===== PASSAGE PROVIDED =====

6. No Promises. Employee agrees that no promises, coercion, representations or inducements have been made which caused him to sign this Agreement other than those which are expressly set forth above and that the terms of this Agreement are contractual and not a mere recital.
7. Governing Law. This Agreement will be construed and interpreted in accordance with the laws of the State of Maryland.
8. Severability. If any provision of this Agreement, or part thereof, is held invalid, void or voidable as against the public policy or otherwise, the invalidity shall not affect other provisions, or parts thereof.
9. Release as a Defense. The release contained herein may be pleaded as a full and complete defense and may be used as the basis for an injunction against any action, suit or proceeding which may be prosecuted, instituted or attempted by either party in breach thereof.
10. Consultation with Counsel. Employee further acknowledges that he has been advised in writing and offered the opportunity to discuss this Agreement and its contents with his attorney. Employee acknowledges that he has fully discussed this Agreement with his attorney with respect to the meaning and effect of the provisions of this Agreement, or has voluntarily chosen to sign this Agreement without consulting his attorney, fully understanding the content, meaning and legal effect and consequences of this Agreement.
11. Understanding of Agreement. Employee warrants and represents to CoStar that he has read and understands the meaning of each provision of this Agreement and his signature below constitutes his acceptance of each term of the Agreement.

=====

* THINGS TO DO *
(1) From the agreement clauses, please copy word for word the stretch from "10. Consultation with" through "of this Agreement.".
(2) Summarize the agreement clauses in two sentences.

===== RECORDS PROVIDED =====

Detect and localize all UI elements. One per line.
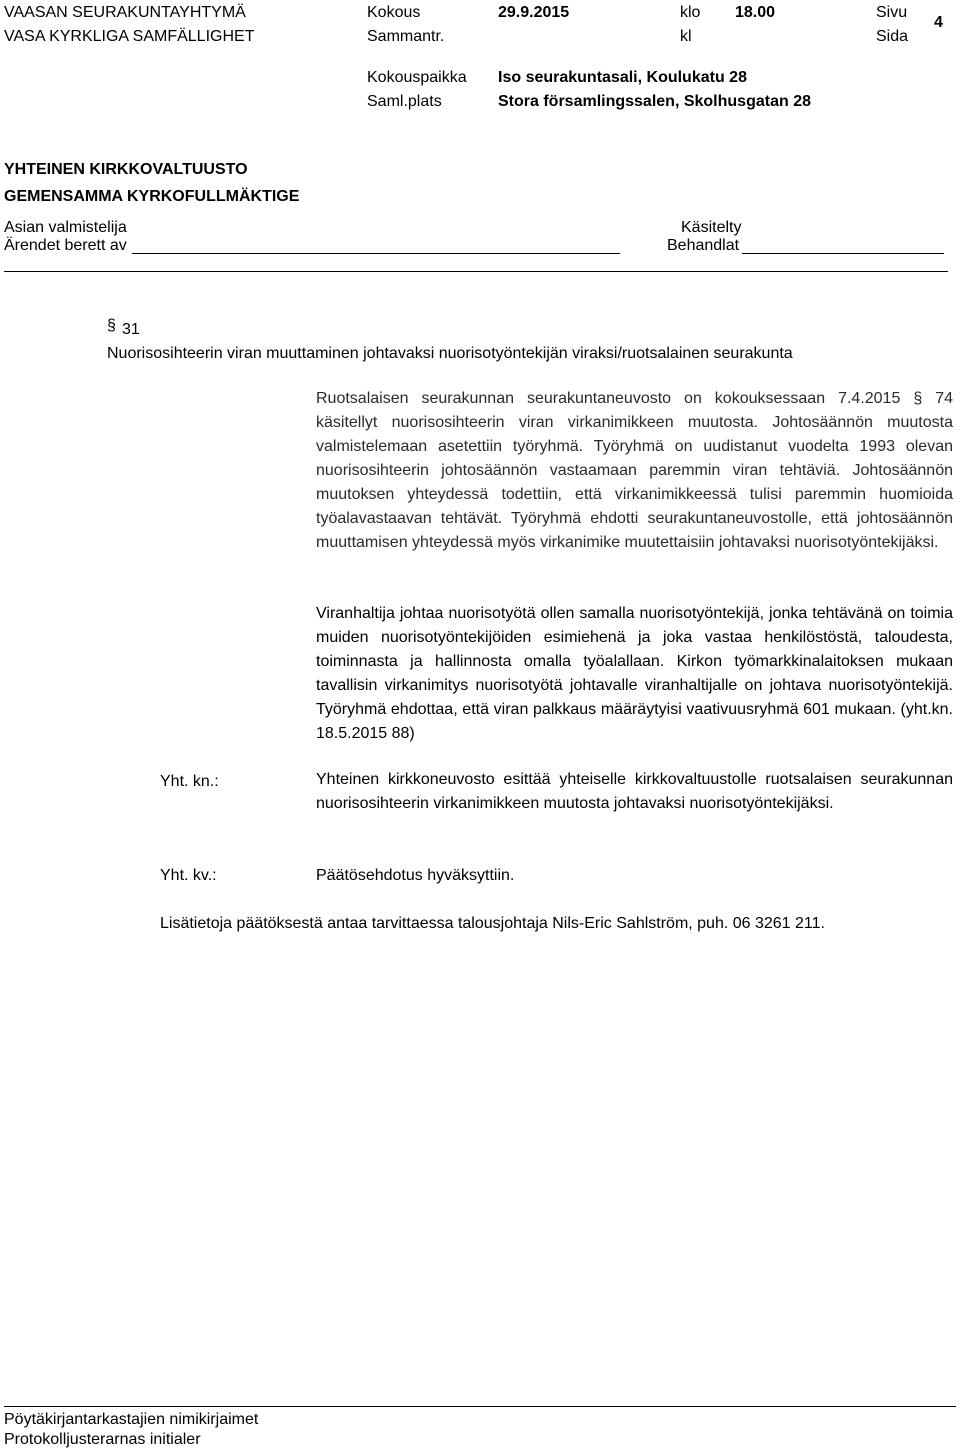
meeting-label-sv: Sammantr. (367, 28, 445, 45)
org-name-sv: VASA KYRKLIGA SAMFÄLLIGHET (4, 28, 255, 45)
org-name-fi: VAASAN SEURAKUNTAYHTYMÄ (4, 4, 246, 21)
venue-label-sv: Saml.plats (367, 93, 442, 110)
page-label-sv: Sida (876, 28, 909, 45)
decision-text: Päätösehdotus hyväksyttiin. (316, 867, 515, 884)
venue-label-fi: Kokouspaikka (367, 69, 467, 86)
footer-divider (4, 1406, 956, 1407)
proposal-label: Yht. kn.: (160, 773, 219, 790)
additional-info: Lisätietoja päätöksestä antaa tarvittaessa talousjohtaja Nils-Eric Sahlström, puh. 06 3261 211. (160, 915, 825, 932)
meeting-time: 18.00 (735, 4, 776, 21)
page-number: 4 (934, 14, 943, 31)
time-label-fi: klo (680, 4, 701, 21)
handled-line (742, 253, 944, 254)
section-title: Nuorisosihteerin viran muuttaminen johtavaksi nuorisotyöntekijän viraksi/ruotsalainen seurakunta (107, 345, 793, 362)
header-divider (4, 271, 948, 272)
paragraph-1: Ruotsalaisen seurakunnan seurakuntaneuvosto on kokouksessaan 7.4.2015 § 74 käsitellyt nuorisosihteerin viran virkanimikkeen muutosta. Johtosäännön muutosta valmistelemaan asetettiin työryhmä. Työryhmä on uudistanut vuodelta 1993 olevan nuorisosihteerin johtosäännön vastaamaan paremmin viran tehtäviä. Johtosäännön muutoksen yhteydessä todettiin, että virkanimikkeessä tulisi paremmin huomioida työalavastaavan tehtävät. Työryhmä ehdotti seurakuntaneuvostolle, että johtosäännön muuttamisen yhteydessä myös virkanimike muutettaisiin johtavaksi nuorisotyöntekijäksi. (316, 390, 953, 551)
time-label-sv: kl (680, 28, 692, 45)
section-number: 31 (122, 321, 140, 338)
section-symbol: § (107, 317, 116, 334)
proposal-text: Yhteinen kirkkoneuvosto esittää yhteiselle kirkkovaltuustolle ruotsalaisen seurakunnan nuorisosihteerin virkanimikkeen muutosta johtavaksi nuorisotyöntekijäksi. (316, 771, 953, 812)
venue-fi: Iso seurakuntasali, Koulukatu 28 (498, 69, 747, 86)
handled-label-fi: Käsitelty (681, 219, 742, 236)
paragraph-2: Viranhaltija johtaa nuorisotyötä ollen samalla nuorisotyöntekijä, jonka tehtävänä on toimia muiden nuorisotyöntekijöiden esimiehenä ja joka vastaa henkilöstöstä, taloudesta, toiminnasta ja hallinnosta omalla työalallaan. Kirkon työmarkkinalaitoksen mukaan tavallisin virkanimitys nuorisotyötä johtavalle viranhaltijalle on johtava nuorisotyöntekijä. Työryhmä ehdottaa, että viran palkkaus määräytyisi vaativuusryhmä 601 mukaan. (yht.kn. 18.5.2015 88) (316, 605, 953, 742)
body-name-fi: YHTEINEN KIRKKOVALTUUSTO (4, 161, 248, 178)
meeting-date: 29.9.2015 (498, 4, 570, 21)
handled-label-sv: Behandlat (667, 237, 740, 254)
footer-initials-sv: Protokolljusterarnas initialer (4, 1431, 201, 1448)
prepared-by-line (132, 253, 620, 254)
prepared-by-label-fi: Asian valmistelija (4, 219, 127, 236)
decision-label: Yht. kv.: (160, 867, 217, 884)
footer-initials-fi: Pöytäkirjantarkastajien nimikirjaimet (4, 1411, 259, 1428)
body-name-sv: GEMENSAMMA KYRKOFULLMÄKTIGE (4, 188, 300, 205)
venue-sv: Stora församlingssalen, Skolhusgatan 28 (498, 93, 811, 110)
page-label-fi: Sivu (876, 4, 908, 21)
prepared-by-label-sv: Ärendet berett av (4, 237, 127, 254)
meeting-label-fi: Kokous (367, 4, 421, 21)
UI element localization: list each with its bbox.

=====

* RESPONSES TO THE EXERCISE *
(1)
10. Consultation with Counsel. Employee further acknowledges that he has been advised in writing and offered the opportunity to discuss this Agreement and its contents with his attorney. Employee acknowledges that he has fully discussed this Agreement with his attorney with respect to the meaning and effect of the provisions of this Agreement, or has voluntarily chosen to sign this Agreement without consulting his attorney, fully understanding the content, meaning and legal effect and consequences of this Agreement.

(2) The clauses state that the employee signed on the basis of no promises or inducements other than those expressly set forth in the agreement, that Maryland law governs its interpretation, and that an invalid provision does not affect the others. They also allow the release to be pleaded as a full defense or used as grounds for an injunction, and they record the employee's acknowledgment that he was offered the chance to discuss the agreement with his attorney and that he has read and understands each provision.